-- begin THE INPUT --
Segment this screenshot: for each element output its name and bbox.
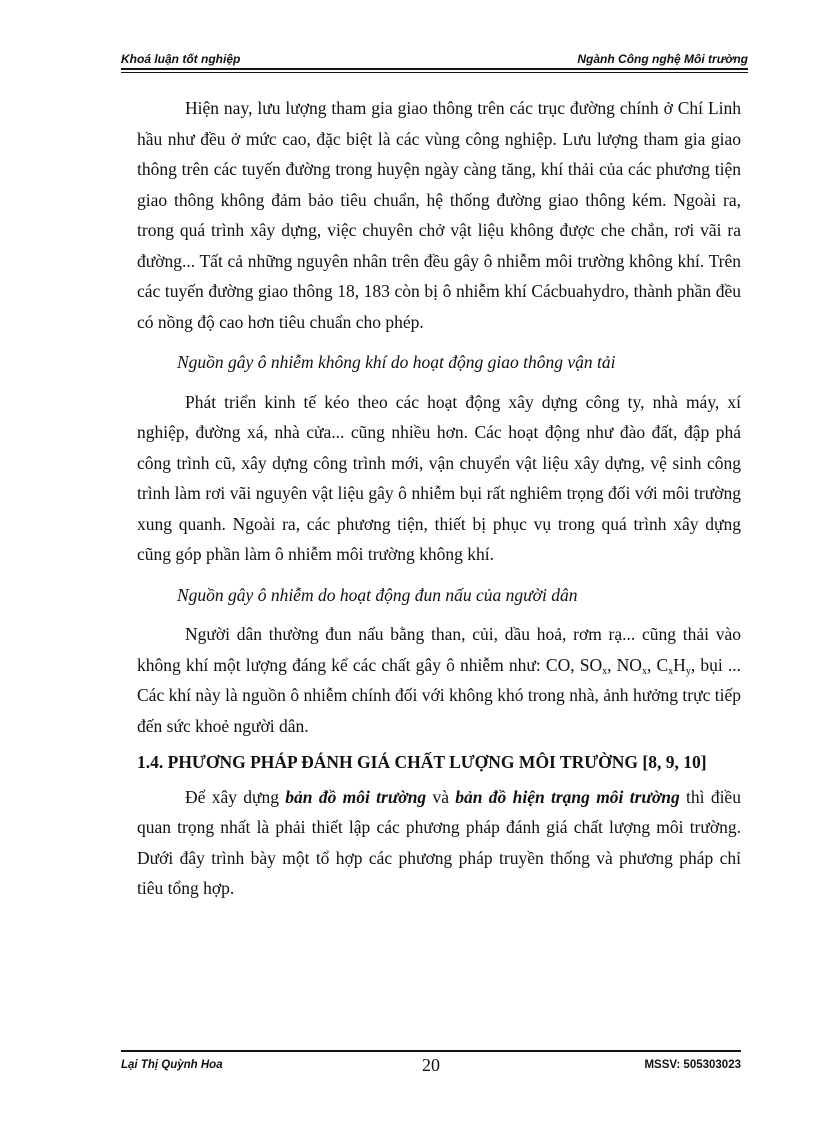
emphasis-status-map: bản đồ hiện trạng môi trường: [455, 786, 680, 807]
text-run: Để xây dựng: [185, 786, 286, 807]
subscript: x: [641, 665, 647, 677]
paragraph-assessment-methods: [137, 782, 741, 904]
page-number: 20: [422, 1055, 440, 1075]
text-run: , C: [646, 654, 669, 675]
text-run: và: [426, 786, 456, 807]
subscript: y: [685, 665, 691, 677]
footer-student-id: MSSV: 505303023: [644, 1059, 741, 1071]
subscript: x: [668, 665, 674, 677]
subscript: x: [602, 665, 608, 677]
section-heading-1-4: 1.4. PHƯƠNG PHÁP ĐÁNH GIÁ CHẤT LƯỢNG MÔI TRƯỜNG [8, 9, 10]: [137, 752, 707, 772]
page-footer: [121, 1050, 741, 1080]
header-rule-thin: [121, 72, 748, 73]
text-run: H: [673, 654, 686, 675]
text-run: , bụi ... Các khí này là nguồn ô nhiễm chính đối với không khó trong nhà, ảnh hưởng trực tiếp đến sức khoẻ người dân.: [137, 654, 741, 736]
header-thesis-label: Khoá luận tốt nghiệp: [121, 52, 241, 66]
page-header: [121, 48, 748, 70]
footer-author: Lại Thị Quỳnh Hoa: [121, 1059, 223, 1071]
paragraph-traffic-overview: Hiện nay, lưu lượng tham gia giao thông trên các trục đường chính ở Chí Linh hầu như đều ở mức cao, đặc biệt là các vùng công nghiệp. Lưu lượng tham gia giao thông trên các tuyến đường trong huyện ngày càng tăng, khí thải của các phương tiện giao thông không đảm bảo tiêu chuẩn, hệ thống đường giao thông kém. Ngoài ra, trong quá trình xây dựng, việc chuyên chở vật liệu không được che chắn, rơi vãi ra đường... Tất cả những nguyên nhân trên đều gây ô nhiễm môi trường không khí. Trên các tuyến đường giao thông 18, 183 còn bị ô nhiễm khí Cácbuahydro, thành phần đều có nồng độ cao hơn tiêu chuẩn cho phép.: [137, 98, 741, 332]
text-run: , NO: [607, 654, 642, 675]
text-run: Người dân thường đun nấu bằng than, củi, dầu hoả, rơm rạ... cũng thải vào không khí một lượng đáng kể các chất gây ô nhiễm như: CO, SO: [137, 624, 741, 675]
subheading-cooking-pollution: Nguồn gây ô nhiễm do hoạt động đun nấu của người dân: [177, 584, 578, 605]
header-rule-thick: [121, 68, 748, 70]
text-run: thì điều quan trọng nhất là phải thiết lập các phương pháp đánh giá chất lượng môi trường. Dưới đây trình bày một tổ hợp các phương pháp truyền thống và phương pháp chỉ tiêu tổng hợp.: [137, 786, 741, 898]
page-body: [137, 93, 741, 904]
subheading-traffic-pollution: Nguồn gây ô nhiễm không khí do hoạt động giao thông vận tải: [177, 352, 616, 372]
footer-rule: [121, 1050, 741, 1052]
paragraph-construction: Phát triển kinh tế kéo theo các hoạt động xây dựng công ty, nhà máy, xí nghiệp, đường xá, nhà cửa... cũng nhiều hơn. Các hoạt động như đào đất, đập phá công trình cũ, xây dựng công trình mới, vận chuyển vật liệu xây dựng, vệ sinh công trình làm rơi vãi nguyên vật liệu gây ô nhiễm bụi rất nghiêm trọng đối với môi trường xung quanh. Ngoài ra, các phương tiện, thiết bị phục vụ trong quá trình xây dựng cũng góp phần làm ô nhiễm môi trường không khí.: [137, 391, 741, 564]
header-major-label: Ngành Công nghệ Môi trường: [577, 52, 748, 66]
paragraph-cooking: [137, 619, 741, 741]
emphasis-environment-map: bản đồ môi trường: [285, 786, 427, 807]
-- end THE INPUT --
*STATED EXERCISE*: Write out every one of the lines above word for word, leaving out the pictures.

*SOLVED PROBLEM*:
Segment this screenshot: for each element output its name and bbox.
emphasis-status-map: bản đồ hiện trạng môi trường: [455, 786, 680, 807]
text-run: Để xây dựng: [185, 786, 286, 807]
subscript: x: [641, 665, 647, 677]
paragraph-assessment-methods: [137, 782, 741, 904]
page-number: 20: [422, 1055, 440, 1075]
text-run: , C: [646, 654, 669, 675]
text-run: và: [426, 786, 456, 807]
subscript: y: [685, 665, 691, 677]
footer-student-id: MSSV: 505303023: [644, 1059, 741, 1071]
subscript: x: [668, 665, 674, 677]
subscript: x: [602, 665, 608, 677]
section-heading-1-4: 1.4. PHƯƠNG PHÁP ĐÁNH GIÁ CHẤT LƯỢNG MÔI TRƯỜNG [8, 9, 10]: [137, 752, 707, 772]
page-footer: [121, 1050, 741, 1080]
header-rule-thin: [121, 72, 748, 73]
text-run: H: [673, 654, 686, 675]
text-run: , bụi ... Các khí này là nguồn ô nhiễm chính đối với không khó trong nhà, ảnh hưởng trực tiếp đến sức khoẻ người dân.: [137, 654, 741, 736]
header-thesis-label: Khoá luận tốt nghiệp: [121, 52, 241, 66]
page-header: [121, 48, 748, 70]
footer-author: Lại Thị Quỳnh Hoa: [121, 1059, 223, 1071]
paragraph-traffic-overview: Hiện nay, lưu lượng tham gia giao thông trên các trục đường chính ở Chí Linh hầu như đều ở mức cao, đặc biệt là các vùng công nghiệp. Lưu lượng tham gia giao thông trên các tuyến đường trong huyện ngày càng tăng, khí thải của các phương tiện giao thông không đảm bảo tiêu chuẩn, hệ thống đường giao thông kém. Ngoài ra, trong quá trình xây dựng, việc chuyên chở vật liệu không được che chắn, rơi vãi ra đường... Tất cả những nguyên nhân trên đều gây ô nhiễm môi trường không khí. Trên các tuyến đường giao thông 18, 183 còn bị ô nhiễm khí Cácbuahydro, thành phần đều có nồng độ cao hơn tiêu chuẩn cho phép.: [137, 98, 741, 332]
text-run: , NO: [607, 654, 642, 675]
text-run: Người dân thường đun nấu bằng than, củi, dầu hoả, rơm rạ... cũng thải vào không khí một lượng đáng kể các chất gây ô nhiễm như: CO, SO: [137, 624, 741, 675]
subheading-cooking-pollution: Nguồn gây ô nhiễm do hoạt động đun nấu của người dân: [177, 584, 578, 605]
header-rule-thick: [121, 68, 748, 70]
text-run: thì điều quan trọng nhất là phải thiết lập các phương pháp đánh giá chất lượng môi trường. Dưới đây trình bày một tổ hợp các phương pháp truyền thống và phương pháp chỉ tiêu tổng hợp.: [137, 786, 741, 898]
page-body: [137, 93, 741, 904]
subheading-traffic-pollution: Nguồn gây ô nhiễm không khí do hoạt động giao thông vận tải: [177, 352, 616, 372]
footer-rule: [121, 1050, 741, 1052]
paragraph-construction: Phát triển kinh tế kéo theo các hoạt động xây dựng công ty, nhà máy, xí nghiệp, đường xá, nhà cửa... cũng nhiều hơn. Các hoạt động như đào đất, đập phá công trình cũ, xây dựng công trình mới, vận chuyển vật liệu xây dựng, vệ sinh công trình làm rơi vãi nguyên vật liệu gây ô nhiễm bụi rất nghiêm trọng đối với môi trường xung quanh. Ngoài ra, các phương tiện, thiết bị phục vụ trong quá trình xây dựng cũng góp phần làm ô nhiễm môi trường không khí.: [137, 391, 741, 564]
header-major-label: Ngành Công nghệ Môi trường: [577, 52, 748, 66]
paragraph-cooking: [137, 619, 741, 741]
emphasis-environment-map: bản đồ môi trường: [285, 786, 427, 807]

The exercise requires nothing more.